[START ENTRIES]
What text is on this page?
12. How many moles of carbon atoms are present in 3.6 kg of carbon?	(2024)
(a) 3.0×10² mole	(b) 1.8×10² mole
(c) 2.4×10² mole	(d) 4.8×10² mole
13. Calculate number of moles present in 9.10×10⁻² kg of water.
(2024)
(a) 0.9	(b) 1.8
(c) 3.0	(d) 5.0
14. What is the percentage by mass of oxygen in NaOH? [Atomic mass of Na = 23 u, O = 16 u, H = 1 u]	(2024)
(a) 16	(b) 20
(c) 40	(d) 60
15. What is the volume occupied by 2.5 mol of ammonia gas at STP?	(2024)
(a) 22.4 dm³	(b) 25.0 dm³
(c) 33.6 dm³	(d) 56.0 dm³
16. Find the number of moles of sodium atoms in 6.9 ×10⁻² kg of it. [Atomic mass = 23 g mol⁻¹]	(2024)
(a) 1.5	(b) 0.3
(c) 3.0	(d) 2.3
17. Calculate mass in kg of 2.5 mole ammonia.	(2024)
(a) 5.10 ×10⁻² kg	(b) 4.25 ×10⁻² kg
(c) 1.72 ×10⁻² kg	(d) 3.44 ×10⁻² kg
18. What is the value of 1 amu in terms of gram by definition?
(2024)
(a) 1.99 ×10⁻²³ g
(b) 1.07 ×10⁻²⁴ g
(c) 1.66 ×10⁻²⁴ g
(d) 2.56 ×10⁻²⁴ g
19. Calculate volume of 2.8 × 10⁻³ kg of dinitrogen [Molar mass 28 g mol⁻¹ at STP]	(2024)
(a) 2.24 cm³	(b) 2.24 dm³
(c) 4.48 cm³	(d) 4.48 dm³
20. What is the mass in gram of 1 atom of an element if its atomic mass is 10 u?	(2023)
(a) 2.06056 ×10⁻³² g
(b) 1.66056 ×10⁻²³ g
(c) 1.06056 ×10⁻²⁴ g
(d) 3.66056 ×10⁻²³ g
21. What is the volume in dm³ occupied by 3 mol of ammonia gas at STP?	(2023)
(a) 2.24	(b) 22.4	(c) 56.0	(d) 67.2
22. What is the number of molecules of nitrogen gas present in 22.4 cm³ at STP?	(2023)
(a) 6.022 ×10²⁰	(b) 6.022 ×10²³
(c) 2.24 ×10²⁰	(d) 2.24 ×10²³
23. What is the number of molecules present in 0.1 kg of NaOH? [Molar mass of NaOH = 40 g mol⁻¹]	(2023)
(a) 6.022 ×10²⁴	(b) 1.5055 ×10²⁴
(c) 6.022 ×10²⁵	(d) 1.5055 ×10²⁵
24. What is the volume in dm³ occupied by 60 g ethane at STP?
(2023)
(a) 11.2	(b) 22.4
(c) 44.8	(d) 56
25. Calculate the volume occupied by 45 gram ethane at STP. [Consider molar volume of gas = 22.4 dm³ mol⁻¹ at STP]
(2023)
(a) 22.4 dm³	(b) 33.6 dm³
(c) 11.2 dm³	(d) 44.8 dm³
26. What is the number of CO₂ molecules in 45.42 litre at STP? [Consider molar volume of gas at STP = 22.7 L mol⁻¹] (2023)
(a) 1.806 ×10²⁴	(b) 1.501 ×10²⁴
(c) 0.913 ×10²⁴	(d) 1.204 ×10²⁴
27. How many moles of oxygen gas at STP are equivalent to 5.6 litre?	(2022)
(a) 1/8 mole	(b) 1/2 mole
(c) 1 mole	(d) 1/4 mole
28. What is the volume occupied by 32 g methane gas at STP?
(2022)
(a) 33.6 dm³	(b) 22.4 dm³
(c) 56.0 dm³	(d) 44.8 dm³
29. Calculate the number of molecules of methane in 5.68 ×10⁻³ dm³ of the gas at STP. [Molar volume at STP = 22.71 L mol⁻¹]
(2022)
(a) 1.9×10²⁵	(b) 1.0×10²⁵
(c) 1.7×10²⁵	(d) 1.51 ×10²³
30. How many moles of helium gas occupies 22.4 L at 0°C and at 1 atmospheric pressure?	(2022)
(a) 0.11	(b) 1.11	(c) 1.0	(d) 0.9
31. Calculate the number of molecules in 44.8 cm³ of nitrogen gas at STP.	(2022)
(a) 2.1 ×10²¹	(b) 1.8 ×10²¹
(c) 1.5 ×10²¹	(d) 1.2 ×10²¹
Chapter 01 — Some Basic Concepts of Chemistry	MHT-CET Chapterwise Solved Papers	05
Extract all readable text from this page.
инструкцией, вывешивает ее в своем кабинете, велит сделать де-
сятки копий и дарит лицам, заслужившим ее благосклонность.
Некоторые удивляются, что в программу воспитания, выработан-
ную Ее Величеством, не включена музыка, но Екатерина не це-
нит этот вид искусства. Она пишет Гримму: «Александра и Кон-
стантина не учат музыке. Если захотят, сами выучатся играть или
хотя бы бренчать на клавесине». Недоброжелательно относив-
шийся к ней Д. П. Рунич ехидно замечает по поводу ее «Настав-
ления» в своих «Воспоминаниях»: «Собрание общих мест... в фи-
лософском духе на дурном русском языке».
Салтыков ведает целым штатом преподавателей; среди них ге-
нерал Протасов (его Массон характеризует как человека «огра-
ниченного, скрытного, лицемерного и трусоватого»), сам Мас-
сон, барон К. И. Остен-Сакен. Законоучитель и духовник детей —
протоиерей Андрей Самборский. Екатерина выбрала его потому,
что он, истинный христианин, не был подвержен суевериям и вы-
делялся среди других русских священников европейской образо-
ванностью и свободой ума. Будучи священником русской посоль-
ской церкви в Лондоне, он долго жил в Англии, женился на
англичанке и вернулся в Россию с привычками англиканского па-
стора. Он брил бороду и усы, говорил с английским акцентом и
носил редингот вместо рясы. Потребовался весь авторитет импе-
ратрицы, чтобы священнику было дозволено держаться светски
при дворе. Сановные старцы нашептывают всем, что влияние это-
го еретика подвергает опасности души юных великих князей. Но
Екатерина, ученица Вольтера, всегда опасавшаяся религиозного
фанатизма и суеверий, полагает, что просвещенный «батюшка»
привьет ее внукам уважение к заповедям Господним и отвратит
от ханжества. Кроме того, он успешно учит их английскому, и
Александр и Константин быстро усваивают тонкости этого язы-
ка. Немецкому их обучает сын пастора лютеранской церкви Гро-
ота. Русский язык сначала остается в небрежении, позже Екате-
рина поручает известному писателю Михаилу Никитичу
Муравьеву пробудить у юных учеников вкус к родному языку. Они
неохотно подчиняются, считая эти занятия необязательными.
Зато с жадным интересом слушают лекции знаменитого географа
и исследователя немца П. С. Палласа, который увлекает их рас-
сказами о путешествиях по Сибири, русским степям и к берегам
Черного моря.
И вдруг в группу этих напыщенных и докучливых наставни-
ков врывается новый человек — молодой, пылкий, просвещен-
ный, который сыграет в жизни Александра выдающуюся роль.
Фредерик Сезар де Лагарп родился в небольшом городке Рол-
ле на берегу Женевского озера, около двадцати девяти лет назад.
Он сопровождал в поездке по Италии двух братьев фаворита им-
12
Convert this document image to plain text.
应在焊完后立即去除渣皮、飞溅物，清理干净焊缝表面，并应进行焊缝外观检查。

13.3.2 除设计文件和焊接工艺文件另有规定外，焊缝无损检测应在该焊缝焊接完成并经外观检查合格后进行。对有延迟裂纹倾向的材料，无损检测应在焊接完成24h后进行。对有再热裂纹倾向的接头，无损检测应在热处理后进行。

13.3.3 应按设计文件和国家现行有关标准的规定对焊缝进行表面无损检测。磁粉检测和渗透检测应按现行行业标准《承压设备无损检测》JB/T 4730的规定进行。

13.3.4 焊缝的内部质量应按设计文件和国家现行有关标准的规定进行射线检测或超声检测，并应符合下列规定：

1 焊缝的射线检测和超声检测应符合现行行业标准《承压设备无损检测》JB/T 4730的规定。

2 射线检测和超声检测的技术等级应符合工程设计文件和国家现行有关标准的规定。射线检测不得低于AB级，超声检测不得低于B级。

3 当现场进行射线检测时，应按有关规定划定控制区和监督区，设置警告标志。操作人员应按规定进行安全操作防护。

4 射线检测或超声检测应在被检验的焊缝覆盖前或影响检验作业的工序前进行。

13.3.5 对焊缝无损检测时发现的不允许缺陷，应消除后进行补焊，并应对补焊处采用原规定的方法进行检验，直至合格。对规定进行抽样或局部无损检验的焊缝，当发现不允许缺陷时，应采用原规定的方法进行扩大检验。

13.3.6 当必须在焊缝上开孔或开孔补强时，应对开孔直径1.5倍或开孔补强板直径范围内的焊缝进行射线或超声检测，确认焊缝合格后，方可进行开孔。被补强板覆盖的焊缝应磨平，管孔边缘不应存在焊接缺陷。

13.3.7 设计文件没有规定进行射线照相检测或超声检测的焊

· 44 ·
[END ENTRIES]
§ **THE TASK**
Collect each line containing the string "text".

§ **ANSWER TO THE PROBLEM**
What text is on this page?
Extract all readable text from this page.
Convert this document image to plain text.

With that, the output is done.